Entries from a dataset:

* start *

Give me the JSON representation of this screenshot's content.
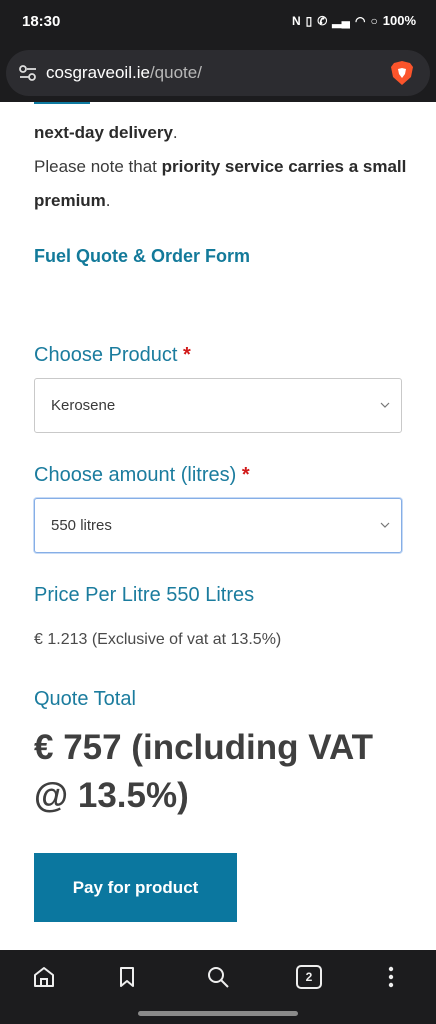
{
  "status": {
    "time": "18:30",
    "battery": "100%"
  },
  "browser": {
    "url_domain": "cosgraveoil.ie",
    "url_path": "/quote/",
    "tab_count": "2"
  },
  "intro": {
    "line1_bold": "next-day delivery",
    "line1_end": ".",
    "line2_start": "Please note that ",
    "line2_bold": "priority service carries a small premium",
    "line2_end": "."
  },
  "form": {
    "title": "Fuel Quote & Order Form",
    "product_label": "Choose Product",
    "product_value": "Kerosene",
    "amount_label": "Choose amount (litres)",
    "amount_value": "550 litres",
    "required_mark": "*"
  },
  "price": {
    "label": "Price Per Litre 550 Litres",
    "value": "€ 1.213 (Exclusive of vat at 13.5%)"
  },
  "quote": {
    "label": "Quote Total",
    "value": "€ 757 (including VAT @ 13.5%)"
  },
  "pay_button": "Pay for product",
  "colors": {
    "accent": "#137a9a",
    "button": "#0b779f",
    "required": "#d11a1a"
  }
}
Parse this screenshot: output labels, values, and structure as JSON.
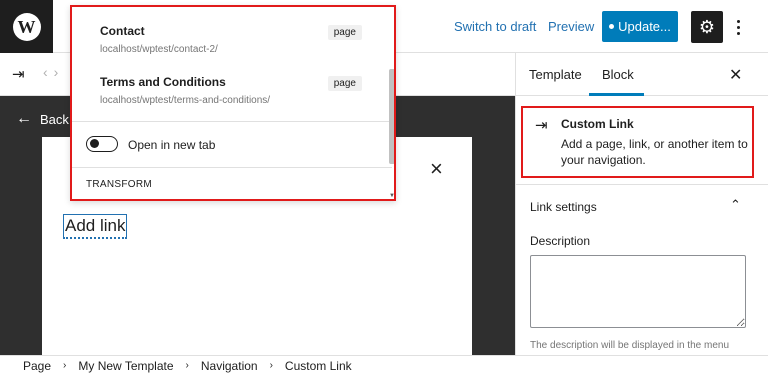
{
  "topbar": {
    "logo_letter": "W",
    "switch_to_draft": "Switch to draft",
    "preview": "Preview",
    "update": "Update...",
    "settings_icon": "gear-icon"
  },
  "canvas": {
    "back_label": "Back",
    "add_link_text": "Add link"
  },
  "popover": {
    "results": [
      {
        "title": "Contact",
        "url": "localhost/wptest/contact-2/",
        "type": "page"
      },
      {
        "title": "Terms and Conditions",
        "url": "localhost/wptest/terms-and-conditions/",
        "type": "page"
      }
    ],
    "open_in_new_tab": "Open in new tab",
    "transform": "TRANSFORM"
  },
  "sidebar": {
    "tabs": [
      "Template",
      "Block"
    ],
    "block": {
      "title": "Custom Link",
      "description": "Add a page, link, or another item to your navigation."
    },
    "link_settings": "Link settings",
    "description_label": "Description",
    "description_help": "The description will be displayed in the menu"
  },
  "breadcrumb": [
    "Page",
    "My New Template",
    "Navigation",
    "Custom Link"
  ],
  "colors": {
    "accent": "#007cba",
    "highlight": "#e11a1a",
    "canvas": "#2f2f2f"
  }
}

* end *
* start *

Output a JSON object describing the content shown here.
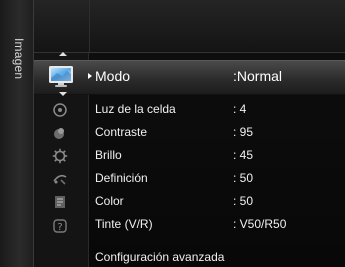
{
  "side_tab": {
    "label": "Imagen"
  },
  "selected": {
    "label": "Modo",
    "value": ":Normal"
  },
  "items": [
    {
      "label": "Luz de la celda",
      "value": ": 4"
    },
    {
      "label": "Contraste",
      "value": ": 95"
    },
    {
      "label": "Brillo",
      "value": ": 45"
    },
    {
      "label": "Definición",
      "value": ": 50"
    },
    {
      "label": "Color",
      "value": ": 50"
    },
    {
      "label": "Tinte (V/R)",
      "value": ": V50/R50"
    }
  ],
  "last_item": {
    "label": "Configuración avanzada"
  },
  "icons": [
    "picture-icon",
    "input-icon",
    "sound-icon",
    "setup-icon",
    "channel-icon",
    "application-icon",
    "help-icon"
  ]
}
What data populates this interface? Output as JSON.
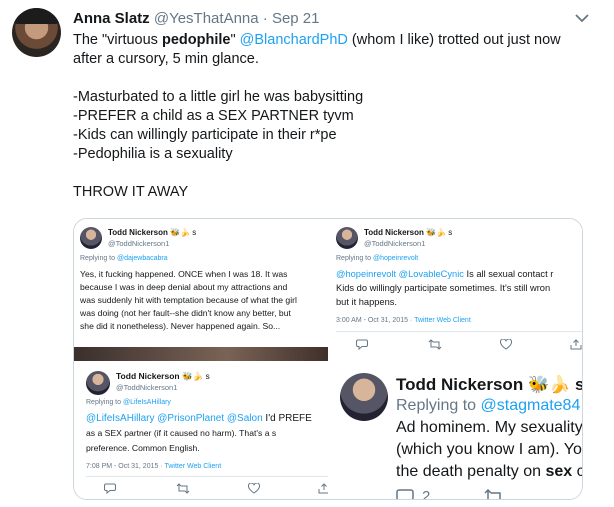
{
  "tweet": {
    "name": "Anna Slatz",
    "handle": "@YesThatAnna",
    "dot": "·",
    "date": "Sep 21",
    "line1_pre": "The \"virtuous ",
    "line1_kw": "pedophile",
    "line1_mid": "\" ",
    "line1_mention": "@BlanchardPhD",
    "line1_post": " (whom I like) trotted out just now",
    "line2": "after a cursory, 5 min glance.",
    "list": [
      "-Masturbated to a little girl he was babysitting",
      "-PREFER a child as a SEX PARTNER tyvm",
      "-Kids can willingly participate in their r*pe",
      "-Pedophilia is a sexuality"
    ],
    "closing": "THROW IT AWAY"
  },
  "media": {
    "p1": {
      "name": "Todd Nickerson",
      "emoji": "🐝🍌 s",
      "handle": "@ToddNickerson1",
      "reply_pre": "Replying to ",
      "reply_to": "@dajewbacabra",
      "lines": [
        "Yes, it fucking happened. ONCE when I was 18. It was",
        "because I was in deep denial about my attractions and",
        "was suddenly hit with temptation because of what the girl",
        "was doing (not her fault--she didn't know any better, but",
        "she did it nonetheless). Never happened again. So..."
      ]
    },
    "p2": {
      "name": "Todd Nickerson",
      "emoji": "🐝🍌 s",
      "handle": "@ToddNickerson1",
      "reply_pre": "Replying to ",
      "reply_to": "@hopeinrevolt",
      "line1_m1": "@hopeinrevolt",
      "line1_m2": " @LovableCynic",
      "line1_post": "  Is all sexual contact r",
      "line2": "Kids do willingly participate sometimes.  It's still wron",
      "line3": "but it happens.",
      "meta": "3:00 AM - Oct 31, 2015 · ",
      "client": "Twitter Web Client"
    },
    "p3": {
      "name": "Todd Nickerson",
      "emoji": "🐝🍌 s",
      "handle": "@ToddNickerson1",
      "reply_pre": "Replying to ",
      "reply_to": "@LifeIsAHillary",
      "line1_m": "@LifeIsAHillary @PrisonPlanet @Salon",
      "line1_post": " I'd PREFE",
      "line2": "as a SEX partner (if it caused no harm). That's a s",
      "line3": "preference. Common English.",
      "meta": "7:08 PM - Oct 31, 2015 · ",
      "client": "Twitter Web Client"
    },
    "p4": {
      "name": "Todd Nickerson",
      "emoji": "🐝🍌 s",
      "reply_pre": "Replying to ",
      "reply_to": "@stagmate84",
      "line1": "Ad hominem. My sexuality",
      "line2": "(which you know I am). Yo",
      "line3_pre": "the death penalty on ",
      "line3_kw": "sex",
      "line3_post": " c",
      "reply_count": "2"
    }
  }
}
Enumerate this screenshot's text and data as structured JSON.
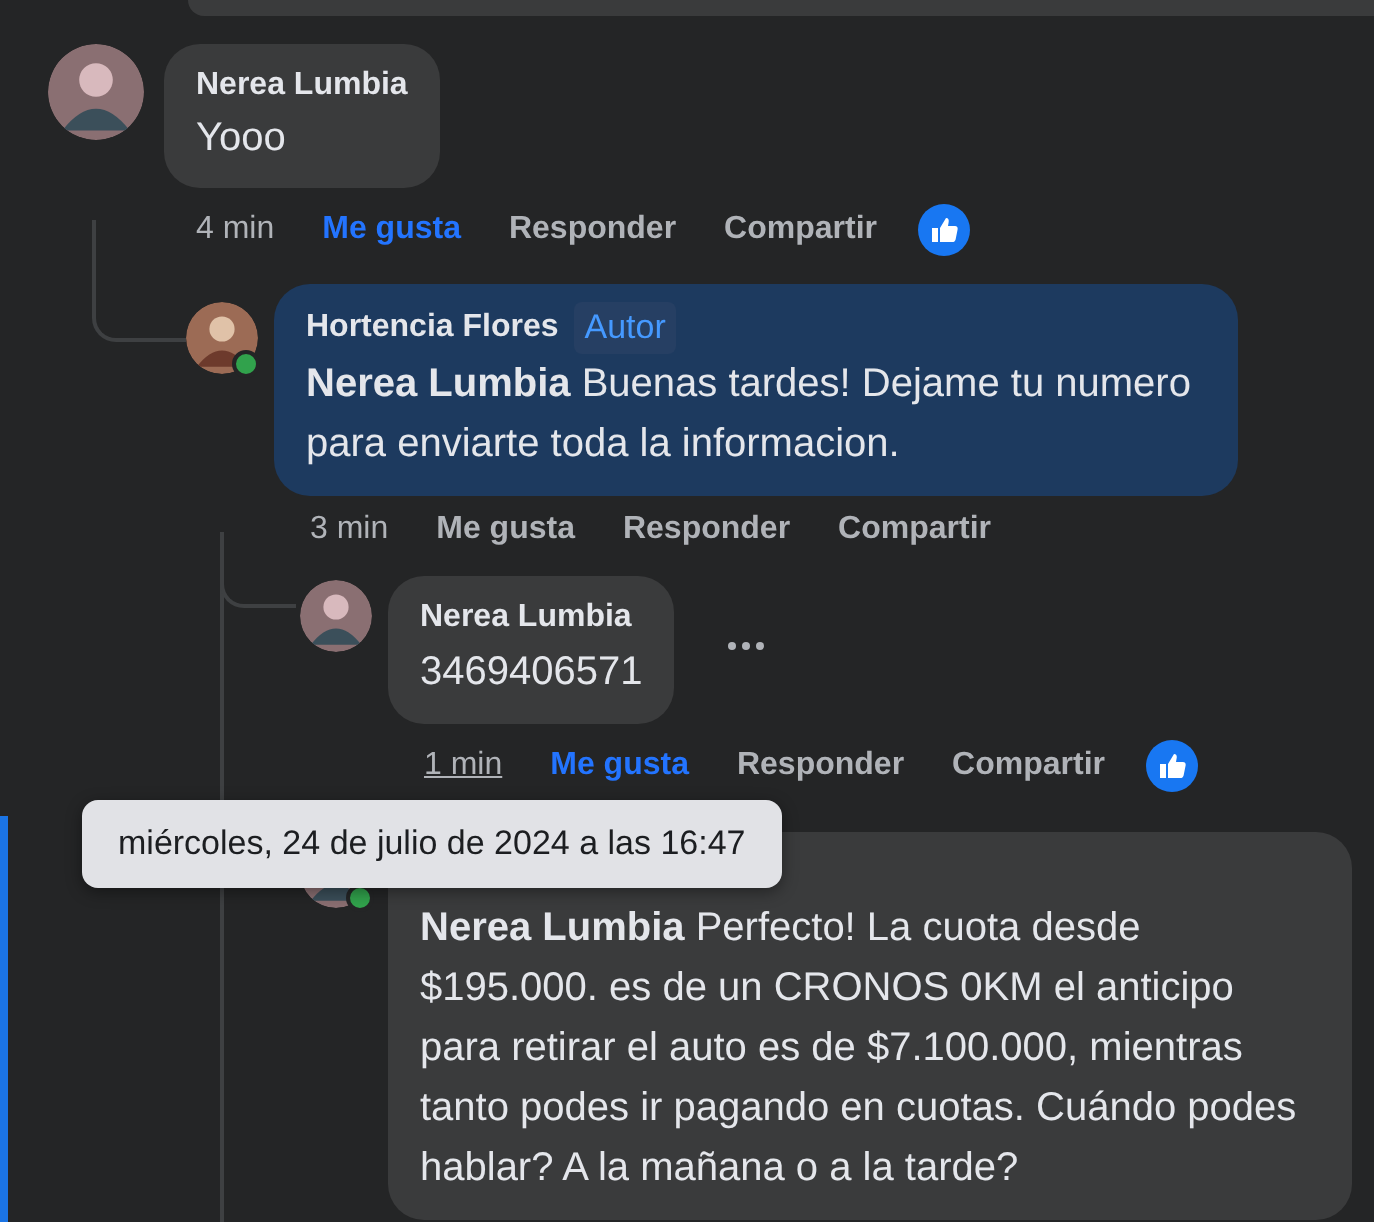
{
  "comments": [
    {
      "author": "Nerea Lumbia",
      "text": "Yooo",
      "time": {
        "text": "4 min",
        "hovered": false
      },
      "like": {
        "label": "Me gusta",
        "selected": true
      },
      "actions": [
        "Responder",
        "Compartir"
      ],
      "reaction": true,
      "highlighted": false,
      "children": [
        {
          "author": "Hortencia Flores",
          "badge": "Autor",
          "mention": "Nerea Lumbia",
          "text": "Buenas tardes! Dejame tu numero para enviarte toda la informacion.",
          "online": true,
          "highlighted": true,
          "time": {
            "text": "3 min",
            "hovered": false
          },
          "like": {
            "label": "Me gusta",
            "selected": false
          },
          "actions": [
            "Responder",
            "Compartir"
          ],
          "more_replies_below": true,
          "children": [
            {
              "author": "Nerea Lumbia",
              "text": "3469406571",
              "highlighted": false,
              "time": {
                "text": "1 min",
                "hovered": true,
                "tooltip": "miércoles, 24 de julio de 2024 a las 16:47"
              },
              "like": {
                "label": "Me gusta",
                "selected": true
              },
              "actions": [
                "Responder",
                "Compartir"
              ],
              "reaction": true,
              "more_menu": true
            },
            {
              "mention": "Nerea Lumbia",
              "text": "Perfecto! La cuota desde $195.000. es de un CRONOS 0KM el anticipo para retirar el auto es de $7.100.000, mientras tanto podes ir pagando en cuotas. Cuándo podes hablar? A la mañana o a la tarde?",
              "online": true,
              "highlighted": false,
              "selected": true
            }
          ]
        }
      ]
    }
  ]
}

* end *
* start *

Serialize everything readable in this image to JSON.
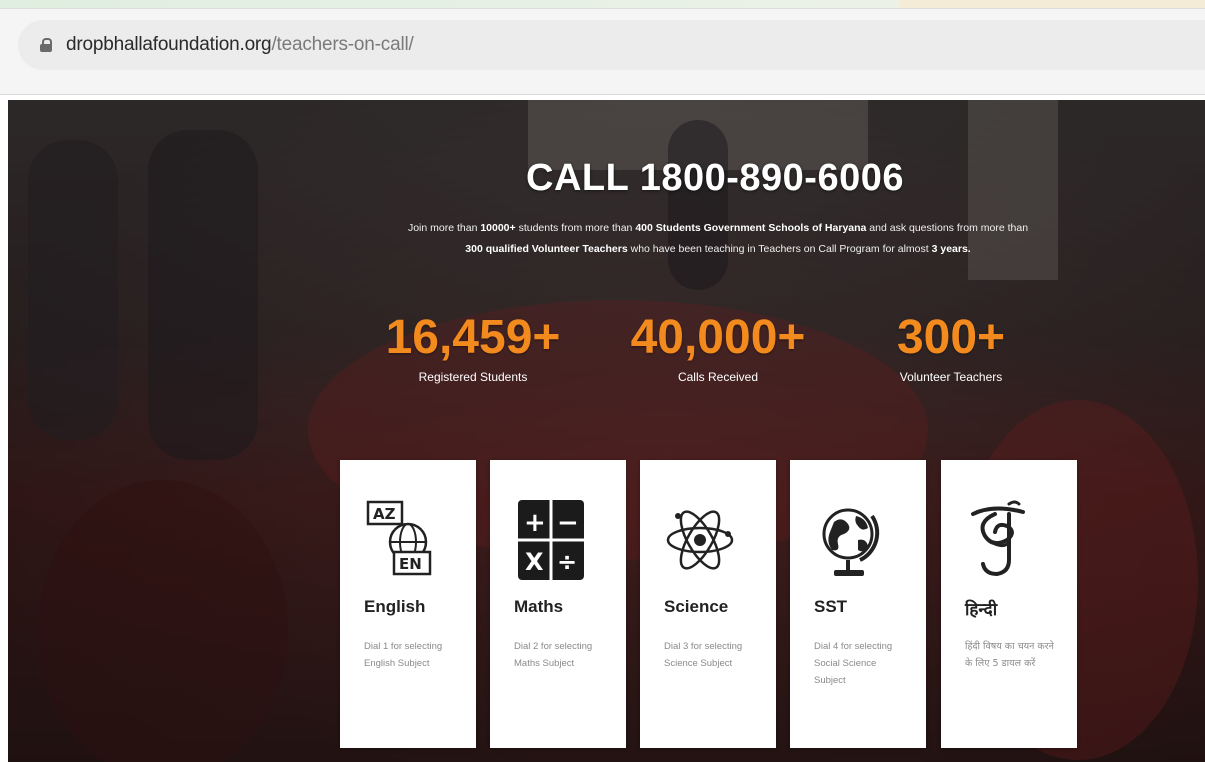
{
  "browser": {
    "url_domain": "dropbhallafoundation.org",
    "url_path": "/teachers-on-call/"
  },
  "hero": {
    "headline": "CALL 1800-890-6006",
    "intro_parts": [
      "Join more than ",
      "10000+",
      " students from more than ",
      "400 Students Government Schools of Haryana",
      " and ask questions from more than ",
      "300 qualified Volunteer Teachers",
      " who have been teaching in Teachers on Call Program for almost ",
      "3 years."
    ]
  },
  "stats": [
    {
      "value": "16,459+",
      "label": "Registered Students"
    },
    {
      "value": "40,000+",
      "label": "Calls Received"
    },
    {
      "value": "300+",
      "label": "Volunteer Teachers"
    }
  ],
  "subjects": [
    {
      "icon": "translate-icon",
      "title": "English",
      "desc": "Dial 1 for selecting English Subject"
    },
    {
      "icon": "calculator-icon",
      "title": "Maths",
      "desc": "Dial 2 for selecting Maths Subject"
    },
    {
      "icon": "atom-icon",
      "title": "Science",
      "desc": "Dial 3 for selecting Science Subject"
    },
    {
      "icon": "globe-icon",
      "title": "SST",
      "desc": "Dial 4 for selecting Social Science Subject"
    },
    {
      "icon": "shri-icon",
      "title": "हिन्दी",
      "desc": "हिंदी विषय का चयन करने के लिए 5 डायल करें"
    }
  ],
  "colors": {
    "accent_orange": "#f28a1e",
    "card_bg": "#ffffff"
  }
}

* end *

## THE EXERCISE
Your task is to report how many lines of the material include the string "wptest". Give the number and no other words.

## RESPONSE TO THE TASK
2